STATED TASK:
Each entry in the listing below should be restated word for word.

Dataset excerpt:
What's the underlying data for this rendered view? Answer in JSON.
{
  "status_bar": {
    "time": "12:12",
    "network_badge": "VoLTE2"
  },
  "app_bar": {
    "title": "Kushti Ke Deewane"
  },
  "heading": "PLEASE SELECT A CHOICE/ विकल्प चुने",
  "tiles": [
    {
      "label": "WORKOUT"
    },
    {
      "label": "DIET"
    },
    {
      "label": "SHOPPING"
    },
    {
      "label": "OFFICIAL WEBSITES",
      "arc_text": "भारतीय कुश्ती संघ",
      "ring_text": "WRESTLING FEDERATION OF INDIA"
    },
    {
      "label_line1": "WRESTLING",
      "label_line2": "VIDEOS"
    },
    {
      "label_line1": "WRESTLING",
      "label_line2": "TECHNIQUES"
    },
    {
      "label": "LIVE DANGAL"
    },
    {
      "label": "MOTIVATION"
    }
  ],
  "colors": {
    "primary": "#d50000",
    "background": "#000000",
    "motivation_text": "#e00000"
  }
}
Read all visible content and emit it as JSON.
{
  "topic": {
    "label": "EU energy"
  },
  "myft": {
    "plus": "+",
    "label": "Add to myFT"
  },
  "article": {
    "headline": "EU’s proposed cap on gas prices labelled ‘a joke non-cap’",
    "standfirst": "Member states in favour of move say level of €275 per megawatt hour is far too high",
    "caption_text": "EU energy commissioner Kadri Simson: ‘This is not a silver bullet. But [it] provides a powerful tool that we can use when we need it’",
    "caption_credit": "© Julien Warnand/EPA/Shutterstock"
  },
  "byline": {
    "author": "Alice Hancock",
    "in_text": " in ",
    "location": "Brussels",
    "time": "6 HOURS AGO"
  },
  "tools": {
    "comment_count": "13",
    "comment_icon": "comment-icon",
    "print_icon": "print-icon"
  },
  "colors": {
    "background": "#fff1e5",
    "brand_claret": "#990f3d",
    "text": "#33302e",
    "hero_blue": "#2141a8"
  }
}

EXERCISE RESPONSE:
What's the underlying data for this rendered view? Answer in JSON.
{
  "status_bar": {
    "time": "12:12",
    "network_badge": "VoLTE2"
  },
  "app_bar": {
    "title": "Kushti Ke Deewane"
  },
  "heading": "PLEASE SELECT A CHOICE/ विकल्प चुने",
  "tiles": [
    {
      "label": "WORKOUT"
    },
    {
      "label": "DIET"
    },
    {
      "label": "SHOPPING"
    },
    {
      "label": "OFFICIAL WEBSITES",
      "arc_text": "भारतीय कुश्ती संघ",
      "ring_text": "WRESTLING FEDERATION OF INDIA"
    },
    {
      "label_line1": "WRESTLING",
      "label_line2": "VIDEOS"
    },
    {
      "label_line1": "WRESTLING",
      "label_line2": "TECHNIQUES"
    },
    {
      "label": "LIVE DANGAL"
    },
    {
      "label": "MOTIVATION"
    }
  ],
  "colors": {
    "primary": "#d50000",
    "background": "#000000",
    "motivation_text": "#e00000"
  }
}
Read all visible content and emit it as JSON.
{
  "topic": {
    "label": "EU energy"
  },
  "myft": {
    "plus": "+",
    "label": "Add to myFT"
  },
  "article": {
    "headline": "EU’s proposed cap on gas prices labelled ‘a joke non-cap’",
    "standfirst": "Member states in favour of move say level of €275 per megawatt hour is far too high",
    "caption_text": "EU energy commissioner Kadri Simson: ‘This is not a silver bullet. But [it] provides a powerful tool that we can use when we need it’",
    "caption_credit": "© Julien Warnand/EPA/Shutterstock"
  },
  "byline": {
    "author": "Alice Hancock",
    "in_text": " in ",
    "location": "Brussels",
    "time": "6 HOURS AGO"
  },
  "tools": {
    "comment_count": "13",
    "comment_icon": "comment-icon",
    "print_icon": "print-icon"
  },
  "colors": {
    "background": "#fff1e5",
    "brand_claret": "#990f3d",
    "text": "#33302e",
    "hero_blue": "#2141a8"
  }
}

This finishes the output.